— begin Data lines —

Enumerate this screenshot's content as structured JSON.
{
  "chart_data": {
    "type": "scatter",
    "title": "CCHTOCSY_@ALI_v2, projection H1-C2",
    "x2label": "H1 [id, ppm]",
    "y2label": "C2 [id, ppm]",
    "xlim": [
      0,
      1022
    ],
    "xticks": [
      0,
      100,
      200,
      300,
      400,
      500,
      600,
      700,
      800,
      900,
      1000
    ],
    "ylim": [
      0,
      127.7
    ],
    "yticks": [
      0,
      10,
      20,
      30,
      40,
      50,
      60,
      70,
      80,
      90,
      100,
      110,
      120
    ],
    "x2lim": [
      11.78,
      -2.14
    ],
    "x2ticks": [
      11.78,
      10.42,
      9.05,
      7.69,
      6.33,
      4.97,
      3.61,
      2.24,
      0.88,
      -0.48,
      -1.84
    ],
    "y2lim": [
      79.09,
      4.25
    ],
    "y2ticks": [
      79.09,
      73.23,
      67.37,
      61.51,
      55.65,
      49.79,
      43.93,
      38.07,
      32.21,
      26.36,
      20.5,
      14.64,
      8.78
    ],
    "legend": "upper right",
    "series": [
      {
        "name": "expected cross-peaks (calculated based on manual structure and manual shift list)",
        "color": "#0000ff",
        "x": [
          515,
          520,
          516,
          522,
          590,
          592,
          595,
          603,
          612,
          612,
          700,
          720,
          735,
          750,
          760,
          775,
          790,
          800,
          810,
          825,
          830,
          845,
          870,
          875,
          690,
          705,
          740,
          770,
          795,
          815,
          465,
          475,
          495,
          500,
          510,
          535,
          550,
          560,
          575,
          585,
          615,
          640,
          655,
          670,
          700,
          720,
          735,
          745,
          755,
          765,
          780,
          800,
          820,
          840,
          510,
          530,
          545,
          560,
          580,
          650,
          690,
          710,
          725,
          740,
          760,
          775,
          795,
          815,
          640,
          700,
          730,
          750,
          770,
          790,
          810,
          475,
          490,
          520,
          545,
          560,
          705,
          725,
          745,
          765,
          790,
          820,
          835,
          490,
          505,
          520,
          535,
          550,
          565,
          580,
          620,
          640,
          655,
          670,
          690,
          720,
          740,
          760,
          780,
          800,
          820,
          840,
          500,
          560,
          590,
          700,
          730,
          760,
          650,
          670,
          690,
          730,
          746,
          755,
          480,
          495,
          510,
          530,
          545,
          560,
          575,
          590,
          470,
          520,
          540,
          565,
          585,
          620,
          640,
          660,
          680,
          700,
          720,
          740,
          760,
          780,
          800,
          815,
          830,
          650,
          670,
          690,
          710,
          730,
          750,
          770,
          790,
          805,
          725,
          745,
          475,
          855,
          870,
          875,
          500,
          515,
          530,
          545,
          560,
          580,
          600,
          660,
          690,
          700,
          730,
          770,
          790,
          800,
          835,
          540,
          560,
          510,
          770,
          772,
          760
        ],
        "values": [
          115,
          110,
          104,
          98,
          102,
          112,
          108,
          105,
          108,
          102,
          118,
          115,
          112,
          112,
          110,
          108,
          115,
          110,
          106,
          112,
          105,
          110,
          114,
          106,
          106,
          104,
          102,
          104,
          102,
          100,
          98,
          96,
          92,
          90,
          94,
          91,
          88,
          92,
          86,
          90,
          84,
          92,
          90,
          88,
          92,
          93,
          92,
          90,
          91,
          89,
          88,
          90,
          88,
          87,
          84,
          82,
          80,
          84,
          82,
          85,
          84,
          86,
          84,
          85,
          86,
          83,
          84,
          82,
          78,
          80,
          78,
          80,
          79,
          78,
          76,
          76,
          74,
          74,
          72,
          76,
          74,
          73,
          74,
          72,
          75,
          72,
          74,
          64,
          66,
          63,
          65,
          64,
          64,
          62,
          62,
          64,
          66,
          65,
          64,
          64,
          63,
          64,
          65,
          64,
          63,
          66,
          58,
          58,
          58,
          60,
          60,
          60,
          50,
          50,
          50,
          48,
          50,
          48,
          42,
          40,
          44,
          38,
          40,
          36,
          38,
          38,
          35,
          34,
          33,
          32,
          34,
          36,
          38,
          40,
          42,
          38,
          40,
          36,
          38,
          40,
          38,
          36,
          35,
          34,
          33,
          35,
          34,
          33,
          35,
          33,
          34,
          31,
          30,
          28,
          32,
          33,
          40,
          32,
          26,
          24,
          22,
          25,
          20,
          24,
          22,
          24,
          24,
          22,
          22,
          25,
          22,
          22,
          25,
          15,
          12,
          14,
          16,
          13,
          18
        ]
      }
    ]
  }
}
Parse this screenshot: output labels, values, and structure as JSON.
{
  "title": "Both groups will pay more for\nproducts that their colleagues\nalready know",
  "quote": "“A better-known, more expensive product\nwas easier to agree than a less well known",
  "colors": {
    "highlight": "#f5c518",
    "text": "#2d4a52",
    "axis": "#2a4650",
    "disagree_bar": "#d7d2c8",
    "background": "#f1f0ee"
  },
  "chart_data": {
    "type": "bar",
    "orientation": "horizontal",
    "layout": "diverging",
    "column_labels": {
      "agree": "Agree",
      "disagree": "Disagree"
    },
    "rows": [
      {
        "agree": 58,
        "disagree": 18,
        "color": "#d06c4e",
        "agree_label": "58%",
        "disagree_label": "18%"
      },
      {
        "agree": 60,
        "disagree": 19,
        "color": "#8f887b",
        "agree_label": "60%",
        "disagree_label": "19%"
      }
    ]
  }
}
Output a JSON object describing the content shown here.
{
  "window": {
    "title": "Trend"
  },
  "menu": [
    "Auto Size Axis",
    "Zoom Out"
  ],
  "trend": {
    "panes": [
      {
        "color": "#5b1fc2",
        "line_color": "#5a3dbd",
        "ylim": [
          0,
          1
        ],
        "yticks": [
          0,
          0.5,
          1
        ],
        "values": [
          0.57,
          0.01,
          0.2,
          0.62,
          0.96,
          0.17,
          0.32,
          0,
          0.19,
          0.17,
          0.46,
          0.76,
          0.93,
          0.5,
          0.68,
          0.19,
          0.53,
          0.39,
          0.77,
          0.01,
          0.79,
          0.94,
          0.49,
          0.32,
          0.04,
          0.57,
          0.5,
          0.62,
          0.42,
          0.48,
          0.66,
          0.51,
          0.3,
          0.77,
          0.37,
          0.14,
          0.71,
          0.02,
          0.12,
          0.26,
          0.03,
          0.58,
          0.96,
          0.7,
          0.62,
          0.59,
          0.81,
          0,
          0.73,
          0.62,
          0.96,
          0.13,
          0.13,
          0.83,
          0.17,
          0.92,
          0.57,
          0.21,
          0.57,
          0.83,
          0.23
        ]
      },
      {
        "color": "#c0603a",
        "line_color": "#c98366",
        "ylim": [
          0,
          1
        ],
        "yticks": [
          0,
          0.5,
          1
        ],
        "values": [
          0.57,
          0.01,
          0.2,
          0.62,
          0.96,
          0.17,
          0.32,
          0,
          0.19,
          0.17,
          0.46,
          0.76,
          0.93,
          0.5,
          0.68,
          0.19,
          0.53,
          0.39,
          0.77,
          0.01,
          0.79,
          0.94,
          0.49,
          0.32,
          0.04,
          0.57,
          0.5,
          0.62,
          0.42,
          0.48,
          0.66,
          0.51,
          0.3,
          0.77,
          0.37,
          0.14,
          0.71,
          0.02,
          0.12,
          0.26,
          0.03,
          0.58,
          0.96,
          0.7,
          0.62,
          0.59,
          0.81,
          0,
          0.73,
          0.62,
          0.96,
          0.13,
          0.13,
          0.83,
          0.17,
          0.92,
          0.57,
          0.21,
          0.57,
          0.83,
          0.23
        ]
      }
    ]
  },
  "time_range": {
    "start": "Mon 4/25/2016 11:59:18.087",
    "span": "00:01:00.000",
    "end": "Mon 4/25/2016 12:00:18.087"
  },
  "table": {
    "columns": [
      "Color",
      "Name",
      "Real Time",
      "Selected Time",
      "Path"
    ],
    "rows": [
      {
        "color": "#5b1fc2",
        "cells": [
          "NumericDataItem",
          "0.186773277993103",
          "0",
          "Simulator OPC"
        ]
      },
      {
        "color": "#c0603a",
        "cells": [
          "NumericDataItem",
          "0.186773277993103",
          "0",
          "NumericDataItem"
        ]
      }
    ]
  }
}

— end Data lines —

## Exercise directions
Tally the lines of the listing above that include the word "content". Answer with the number alone.

## Result of this task
2